=== WHAT THE EXERCISE ASKS ===
Find the lines that hold "Правительства". Report only how many there are.

=== SOURCE MATERIAL ===

## start

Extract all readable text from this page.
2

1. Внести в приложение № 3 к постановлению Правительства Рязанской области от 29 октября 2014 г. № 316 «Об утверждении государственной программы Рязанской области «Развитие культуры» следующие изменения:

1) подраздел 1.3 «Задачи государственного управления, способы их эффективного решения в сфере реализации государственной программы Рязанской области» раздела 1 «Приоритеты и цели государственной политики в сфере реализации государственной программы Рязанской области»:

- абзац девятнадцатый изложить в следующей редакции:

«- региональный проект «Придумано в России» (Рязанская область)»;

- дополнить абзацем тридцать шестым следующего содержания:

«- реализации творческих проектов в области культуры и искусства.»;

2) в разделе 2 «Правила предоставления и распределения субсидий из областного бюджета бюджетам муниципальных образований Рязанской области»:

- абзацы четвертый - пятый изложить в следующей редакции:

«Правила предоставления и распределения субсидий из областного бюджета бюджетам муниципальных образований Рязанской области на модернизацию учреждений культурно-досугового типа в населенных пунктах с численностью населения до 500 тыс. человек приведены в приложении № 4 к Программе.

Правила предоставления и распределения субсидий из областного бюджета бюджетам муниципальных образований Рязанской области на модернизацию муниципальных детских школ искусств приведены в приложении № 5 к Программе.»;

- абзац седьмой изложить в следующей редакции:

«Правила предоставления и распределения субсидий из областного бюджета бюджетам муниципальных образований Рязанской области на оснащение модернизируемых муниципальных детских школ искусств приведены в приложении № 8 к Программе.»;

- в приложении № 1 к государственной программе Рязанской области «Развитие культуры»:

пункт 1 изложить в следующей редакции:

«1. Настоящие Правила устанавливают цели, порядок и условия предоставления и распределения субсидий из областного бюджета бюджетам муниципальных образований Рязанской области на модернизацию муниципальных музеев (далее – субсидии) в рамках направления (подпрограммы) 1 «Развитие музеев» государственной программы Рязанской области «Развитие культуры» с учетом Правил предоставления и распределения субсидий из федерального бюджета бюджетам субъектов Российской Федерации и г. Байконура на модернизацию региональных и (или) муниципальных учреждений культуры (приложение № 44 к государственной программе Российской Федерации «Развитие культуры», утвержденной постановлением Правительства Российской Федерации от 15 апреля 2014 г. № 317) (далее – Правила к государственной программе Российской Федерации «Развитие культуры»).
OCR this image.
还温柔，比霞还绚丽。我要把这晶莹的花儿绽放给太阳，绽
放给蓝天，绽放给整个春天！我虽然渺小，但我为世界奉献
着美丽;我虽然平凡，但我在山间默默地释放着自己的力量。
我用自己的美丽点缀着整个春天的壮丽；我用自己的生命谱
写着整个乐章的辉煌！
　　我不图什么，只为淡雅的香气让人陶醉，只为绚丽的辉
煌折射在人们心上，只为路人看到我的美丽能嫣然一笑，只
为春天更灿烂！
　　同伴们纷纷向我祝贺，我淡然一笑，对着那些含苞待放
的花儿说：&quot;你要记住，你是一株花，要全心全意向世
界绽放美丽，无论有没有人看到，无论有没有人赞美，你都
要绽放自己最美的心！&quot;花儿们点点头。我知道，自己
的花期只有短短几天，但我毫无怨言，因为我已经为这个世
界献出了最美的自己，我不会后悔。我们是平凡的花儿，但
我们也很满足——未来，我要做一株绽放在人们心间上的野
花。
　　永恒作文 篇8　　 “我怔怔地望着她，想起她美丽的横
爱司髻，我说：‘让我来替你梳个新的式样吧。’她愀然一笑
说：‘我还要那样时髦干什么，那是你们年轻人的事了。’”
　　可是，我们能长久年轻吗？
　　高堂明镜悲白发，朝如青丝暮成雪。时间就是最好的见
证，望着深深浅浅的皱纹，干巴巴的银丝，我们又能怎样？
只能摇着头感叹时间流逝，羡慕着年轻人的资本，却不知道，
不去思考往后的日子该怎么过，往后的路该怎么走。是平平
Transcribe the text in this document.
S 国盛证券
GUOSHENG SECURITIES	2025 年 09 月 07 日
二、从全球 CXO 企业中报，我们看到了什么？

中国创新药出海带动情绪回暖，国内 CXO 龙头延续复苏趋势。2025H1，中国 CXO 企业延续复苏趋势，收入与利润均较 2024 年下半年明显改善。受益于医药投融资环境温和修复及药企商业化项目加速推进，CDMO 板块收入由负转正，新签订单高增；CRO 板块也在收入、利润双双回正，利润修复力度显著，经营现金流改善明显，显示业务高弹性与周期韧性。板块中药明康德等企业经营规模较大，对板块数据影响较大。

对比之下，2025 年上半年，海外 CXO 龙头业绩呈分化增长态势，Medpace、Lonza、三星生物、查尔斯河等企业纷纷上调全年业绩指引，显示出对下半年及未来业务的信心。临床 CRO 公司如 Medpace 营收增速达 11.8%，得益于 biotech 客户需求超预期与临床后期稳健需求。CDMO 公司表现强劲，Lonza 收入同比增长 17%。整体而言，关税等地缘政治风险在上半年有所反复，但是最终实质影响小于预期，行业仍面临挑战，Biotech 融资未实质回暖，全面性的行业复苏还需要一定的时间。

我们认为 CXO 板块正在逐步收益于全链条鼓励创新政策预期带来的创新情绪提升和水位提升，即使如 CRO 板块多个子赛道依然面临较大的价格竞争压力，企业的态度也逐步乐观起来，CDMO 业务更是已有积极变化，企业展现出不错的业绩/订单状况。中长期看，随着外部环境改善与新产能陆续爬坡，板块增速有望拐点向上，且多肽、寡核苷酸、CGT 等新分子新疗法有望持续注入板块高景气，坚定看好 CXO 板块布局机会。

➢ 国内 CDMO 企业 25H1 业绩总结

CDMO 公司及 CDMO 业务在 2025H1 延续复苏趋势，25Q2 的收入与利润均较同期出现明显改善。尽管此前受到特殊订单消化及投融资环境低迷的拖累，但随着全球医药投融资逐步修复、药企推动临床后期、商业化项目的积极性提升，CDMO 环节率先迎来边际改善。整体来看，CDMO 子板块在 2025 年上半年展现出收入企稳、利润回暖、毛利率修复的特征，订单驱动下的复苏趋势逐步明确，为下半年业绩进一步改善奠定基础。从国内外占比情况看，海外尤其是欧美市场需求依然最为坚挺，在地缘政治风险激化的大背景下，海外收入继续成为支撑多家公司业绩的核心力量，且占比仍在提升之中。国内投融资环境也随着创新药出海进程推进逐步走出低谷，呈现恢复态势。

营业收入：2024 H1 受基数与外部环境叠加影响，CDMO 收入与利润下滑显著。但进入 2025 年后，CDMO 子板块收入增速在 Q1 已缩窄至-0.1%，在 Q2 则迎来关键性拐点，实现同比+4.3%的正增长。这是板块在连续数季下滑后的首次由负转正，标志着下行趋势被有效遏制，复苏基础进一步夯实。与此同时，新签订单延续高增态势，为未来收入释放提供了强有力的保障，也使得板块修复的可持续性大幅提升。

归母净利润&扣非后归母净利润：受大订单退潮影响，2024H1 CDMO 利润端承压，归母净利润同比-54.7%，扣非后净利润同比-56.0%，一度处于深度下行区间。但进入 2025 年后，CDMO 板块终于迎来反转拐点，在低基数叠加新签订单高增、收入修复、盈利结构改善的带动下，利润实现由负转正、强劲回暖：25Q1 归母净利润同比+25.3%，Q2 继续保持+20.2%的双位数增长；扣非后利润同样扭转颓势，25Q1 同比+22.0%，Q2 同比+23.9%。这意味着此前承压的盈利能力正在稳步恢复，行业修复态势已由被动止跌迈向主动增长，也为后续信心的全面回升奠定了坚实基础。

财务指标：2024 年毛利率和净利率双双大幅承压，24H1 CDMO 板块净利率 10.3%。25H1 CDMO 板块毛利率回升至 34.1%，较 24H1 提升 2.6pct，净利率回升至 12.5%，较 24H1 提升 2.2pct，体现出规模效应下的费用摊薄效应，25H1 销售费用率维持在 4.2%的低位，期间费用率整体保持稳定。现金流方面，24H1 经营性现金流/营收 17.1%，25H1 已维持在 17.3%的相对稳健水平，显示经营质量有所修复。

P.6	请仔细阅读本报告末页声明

## end

=== REPLY ===
2